**TO DO:** Nothing should be left out: output all of the entries exactly.
---------- DATA SHOWN
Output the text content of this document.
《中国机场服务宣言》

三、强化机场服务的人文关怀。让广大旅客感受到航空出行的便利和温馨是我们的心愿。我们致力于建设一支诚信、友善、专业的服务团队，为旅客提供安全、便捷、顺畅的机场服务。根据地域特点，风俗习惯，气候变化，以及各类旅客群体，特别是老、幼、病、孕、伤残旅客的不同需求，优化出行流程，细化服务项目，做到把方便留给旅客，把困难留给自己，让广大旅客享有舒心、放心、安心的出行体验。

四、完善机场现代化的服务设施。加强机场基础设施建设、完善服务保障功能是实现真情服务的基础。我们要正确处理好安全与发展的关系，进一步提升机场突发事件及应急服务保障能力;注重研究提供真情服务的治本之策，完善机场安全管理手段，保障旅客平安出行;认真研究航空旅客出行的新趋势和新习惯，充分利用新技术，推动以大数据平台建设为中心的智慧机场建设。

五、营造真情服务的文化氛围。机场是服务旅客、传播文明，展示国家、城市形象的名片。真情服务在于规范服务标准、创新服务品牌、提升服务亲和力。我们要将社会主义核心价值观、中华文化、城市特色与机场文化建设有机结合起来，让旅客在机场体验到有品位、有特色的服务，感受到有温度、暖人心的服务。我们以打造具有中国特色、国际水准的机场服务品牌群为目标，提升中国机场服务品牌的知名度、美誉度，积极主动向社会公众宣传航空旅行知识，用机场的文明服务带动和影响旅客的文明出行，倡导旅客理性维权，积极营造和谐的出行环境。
--------------------
**EXERCISE SOLUTION:**
Output the text content of this document.
《中国机场服务宣言》

三、强化机场服务的人文关怀。让广大旅客感受到航空出行的便利和温馨是我们的心愿。我们致力于建设一支诚信、友善、专业的服务团队，为旅客提供安全、便捷、顺畅的机场服务。根据地域特点，风俗习惯，气候变化，以及各类旅客群体，特别是老、幼、病、孕、伤残旅客的不同需求，优化出行流程，细化服务项目，做到把方便留给旅客，把困难留给自己，让广大旅客享有舒心、放心、安心的出行体验。

四、完善机场现代化的服务设施。加强机场基础设施建设、完善服务保障功能是实现真情服务的基础。我们要正确处理好安全与发展的关系，进一步提升机场突发事件及应急服务保障能力;注重研究提供真情服务的治本之策，完善机场安全管理手段，保障旅客平安出行;认真研究航空旅客出行的新趋势和新习惯，充分利用新技术，推动以大数据平台建设为中心的智慧机场建设。

五、营造真情服务的文化氛围。机场是服务旅客、传播文明，展示国家、城市形象的名片。真情服务在于规范服务标准、创新服务品牌、提升服务亲和力。我们要将社会主义核心价值观、中华文化、城市特色与机场文化建设有机结合起来，让旅客在机场体验到有品位、有特色的服务，感受到有温度、暖人心的服务。我们以打造具有中国特色、国际水准的机场服务品牌群为目标，提升中国机场服务品牌的知名度、美誉度，积极主动向社会公众宣传航空旅行知识，用机场的文明服务带动和影响旅客的文明出行，倡导旅客理性维权，积极营造和谐的出行环境。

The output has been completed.